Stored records
•••••

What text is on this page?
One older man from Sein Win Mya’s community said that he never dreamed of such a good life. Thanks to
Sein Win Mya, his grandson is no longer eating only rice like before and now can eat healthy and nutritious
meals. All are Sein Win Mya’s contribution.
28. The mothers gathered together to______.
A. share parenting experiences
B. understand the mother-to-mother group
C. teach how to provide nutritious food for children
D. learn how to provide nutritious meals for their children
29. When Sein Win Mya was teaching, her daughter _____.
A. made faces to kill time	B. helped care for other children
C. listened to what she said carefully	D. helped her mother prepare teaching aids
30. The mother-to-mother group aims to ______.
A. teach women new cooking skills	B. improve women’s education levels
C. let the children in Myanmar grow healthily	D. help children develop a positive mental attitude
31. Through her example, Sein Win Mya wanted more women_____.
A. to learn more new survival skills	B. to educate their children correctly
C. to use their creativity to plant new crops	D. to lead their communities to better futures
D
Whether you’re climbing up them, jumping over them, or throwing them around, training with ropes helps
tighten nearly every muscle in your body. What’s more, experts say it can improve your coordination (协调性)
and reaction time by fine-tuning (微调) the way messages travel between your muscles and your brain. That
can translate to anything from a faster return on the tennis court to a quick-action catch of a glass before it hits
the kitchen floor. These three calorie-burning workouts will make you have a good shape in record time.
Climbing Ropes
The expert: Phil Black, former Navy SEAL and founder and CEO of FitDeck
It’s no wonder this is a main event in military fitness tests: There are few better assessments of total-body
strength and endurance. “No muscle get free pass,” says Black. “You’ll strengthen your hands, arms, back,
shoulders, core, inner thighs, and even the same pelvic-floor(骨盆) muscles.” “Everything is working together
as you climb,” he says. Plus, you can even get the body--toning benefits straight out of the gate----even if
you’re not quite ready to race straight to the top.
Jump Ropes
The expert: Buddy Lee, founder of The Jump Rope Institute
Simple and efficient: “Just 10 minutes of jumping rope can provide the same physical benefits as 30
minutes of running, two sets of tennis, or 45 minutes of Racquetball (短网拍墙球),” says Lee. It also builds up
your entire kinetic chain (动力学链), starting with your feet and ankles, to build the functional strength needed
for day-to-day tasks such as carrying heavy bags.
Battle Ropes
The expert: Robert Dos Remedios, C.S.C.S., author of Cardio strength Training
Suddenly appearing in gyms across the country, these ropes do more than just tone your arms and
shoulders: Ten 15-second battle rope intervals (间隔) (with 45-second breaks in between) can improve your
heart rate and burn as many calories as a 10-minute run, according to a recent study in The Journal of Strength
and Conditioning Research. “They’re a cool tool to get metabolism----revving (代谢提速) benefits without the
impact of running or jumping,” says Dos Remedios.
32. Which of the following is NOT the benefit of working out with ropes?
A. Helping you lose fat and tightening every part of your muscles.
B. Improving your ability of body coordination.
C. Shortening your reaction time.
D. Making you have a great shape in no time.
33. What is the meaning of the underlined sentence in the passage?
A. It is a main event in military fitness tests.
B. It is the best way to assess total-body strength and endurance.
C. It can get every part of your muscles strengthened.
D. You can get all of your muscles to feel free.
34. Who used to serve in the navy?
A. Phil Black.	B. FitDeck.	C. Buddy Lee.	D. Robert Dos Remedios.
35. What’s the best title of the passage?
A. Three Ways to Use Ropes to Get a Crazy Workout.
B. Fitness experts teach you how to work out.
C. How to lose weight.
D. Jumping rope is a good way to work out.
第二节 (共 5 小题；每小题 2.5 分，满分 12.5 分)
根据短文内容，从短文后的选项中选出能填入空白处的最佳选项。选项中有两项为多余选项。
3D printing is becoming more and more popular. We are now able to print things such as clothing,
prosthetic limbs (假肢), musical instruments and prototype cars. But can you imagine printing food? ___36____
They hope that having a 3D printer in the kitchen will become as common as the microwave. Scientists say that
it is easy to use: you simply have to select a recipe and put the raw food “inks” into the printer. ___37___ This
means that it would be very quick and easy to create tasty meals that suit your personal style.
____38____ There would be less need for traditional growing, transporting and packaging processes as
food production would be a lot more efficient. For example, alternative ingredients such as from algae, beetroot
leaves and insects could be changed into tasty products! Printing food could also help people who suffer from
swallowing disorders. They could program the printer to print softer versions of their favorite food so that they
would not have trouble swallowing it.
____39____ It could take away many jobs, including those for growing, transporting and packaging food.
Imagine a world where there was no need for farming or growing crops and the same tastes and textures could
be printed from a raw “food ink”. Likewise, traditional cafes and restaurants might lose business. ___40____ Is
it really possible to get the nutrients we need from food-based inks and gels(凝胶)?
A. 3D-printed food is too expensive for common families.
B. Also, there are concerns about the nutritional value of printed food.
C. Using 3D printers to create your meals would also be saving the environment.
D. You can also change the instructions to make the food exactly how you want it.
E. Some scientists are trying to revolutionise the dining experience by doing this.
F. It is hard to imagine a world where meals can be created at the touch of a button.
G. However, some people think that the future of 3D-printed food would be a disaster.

•••••

What the task asks: List each line of the records that holds the string "Black".

Finished answer:
The expert: Phil Black, former Navy SEAL and founder and CEO of FitDeck
strength and endurance. “No muscle get free pass,” says Black. “You’ll strengthen your hands, arms, back,
A. Phil Black.	B. FitDeck.	C. Buddy Lee.	D. Robert Dos Remedios.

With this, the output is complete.